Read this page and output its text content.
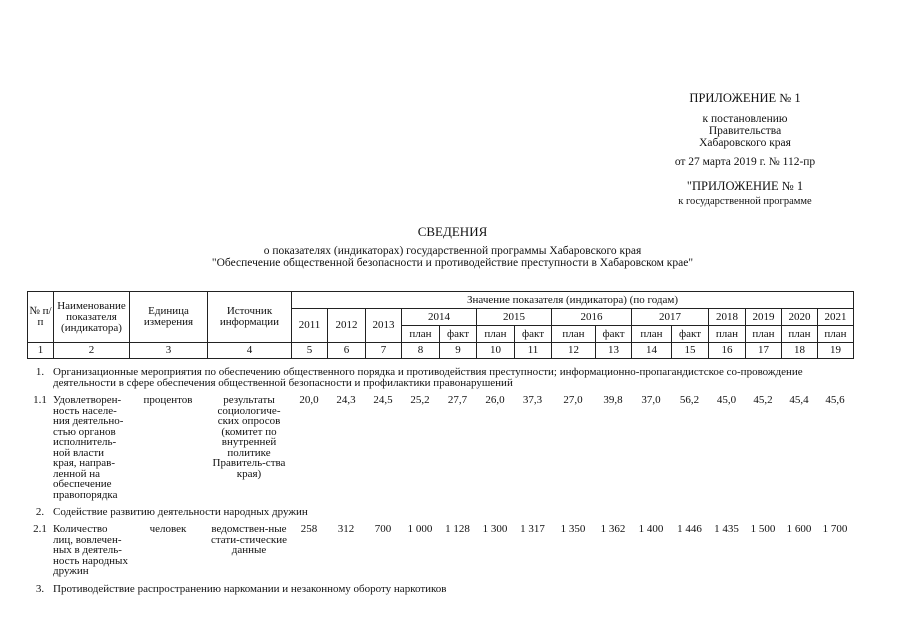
ПРИЛОЖЕНИЕ № 1
к постановлению
Правительства
Хабаровского края
от 27 марта 2019 г. № 112-пр
"ПРИЛОЖЕНИЕ № 1
к государственной программе
СВЕДЕНИЯ
о показателях (индикаторах) государственной программы Хабаровского края
"Обеспечение общественной безопасности и противодействие преступности в Хабаровском крае"
№ п/п	Наименование показателя (индикатора)	Единица измерения	Источник информации	Значение показателя (индикатора) (по годам)														
				2011	2012	2013	2014		2015		2016		2017		2018	2019	2020	2021
							план	факт	план	факт	план	факт	план	факт	план	план	план	план
1	2	3	4	5	6	7	8	9	10	11	12	13	14	15	16	17	18	19
1.	Организационные мероприятия по обеспечению общественного порядка и противодействия преступности; информационно-пропагандистское со-провождение деятельности в сфере обеспечения общественной безопасности и профилактики правонарушений																	
1.1	Удовлетворен-ность населе-ния деятельно-стью органов исполнитель-ной власти края, направ-ленной на обеспечение правопорядка	процентов	результаты социологиче-ских опросов (комитет по внутренней политике Правитель-ства края)	20,0	24,3	24,5	25,2	27,7	26,0	37,3	27,0	39,8	37,0	56,2	45,0	45,2	45,4	45,6
2.	Содействие развитию деятельности народных дружин																	
2.1	Количество лиц, вовлечен-ных в деятель-ность народных дружин	человек	ведомствен-ные стати-стические данные	258	312	700	1 000	1 128	1 300	1 317	1 350	1 362	1 400	1 446	1 435	1 500	1 600	1 700
3.	Противодействие распространению наркомании и незаконному обороту наркотиков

________

YOUR INSTRUCTIONS:
Quote the material in full and exactly; do not carry over its pictures.

RESPONSE:
Read this page and output its text content.
ПРИЛОЖЕНИЕ № 1
к постановлению
Правительства
Хабаровского края
от 27 марта 2019 г. № 112-пр
"ПРИЛОЖЕНИЕ № 1
к государственной программе
СВЕДЕНИЯ
о показателях (индикаторах) государственной программы Хабаровского края
"Обеспечение общественной безопасности и противодействие преступности в Хабаровском крае"
№ п/п	Наименование показателя (индикатора)	Единица измерения	Источник информации	Значение показателя (индикатора) (по годам)														
				2011	2012	2013	2014		2015		2016		2017		2018	2019	2020	2021
							план	факт	план	факт	план	факт	план	факт	план	план	план	план
1	2	3	4	5	6	7	8	9	10	11	12	13	14	15	16	17	18	19
1.	Организационные мероприятия по обеспечению общественного порядка и противодействия преступности; информационно-пропагандистское со-провождение деятельности в сфере обеспечения общественной безопасности и профилактики правонарушений																	
1.1	Удовлетворен-ность населе-ния деятельно-стью органов исполнитель-ной власти края, направ-ленной на обеспечение правопорядка	процентов	результаты социологиче-ских опросов (комитет по внутренней политике Правитель-ства края)	20,0	24,3	24,5	25,2	27,7	26,0	37,3	27,0	39,8	37,0	56,2	45,0	45,2	45,4	45,6
2.	Содействие развитию деятельности народных дружин																	
2.1	Количество лиц, вовлечен-ных в деятель-ность народных дружин	человек	ведомствен-ные стати-стические данные	258	312	700	1 000	1 128	1 300	1 317	1 350	1 362	1 400	1 446	1 435	1 500	1 600	1 700
3.	Противодействие распространению наркомании и незаконному обороту наркотиков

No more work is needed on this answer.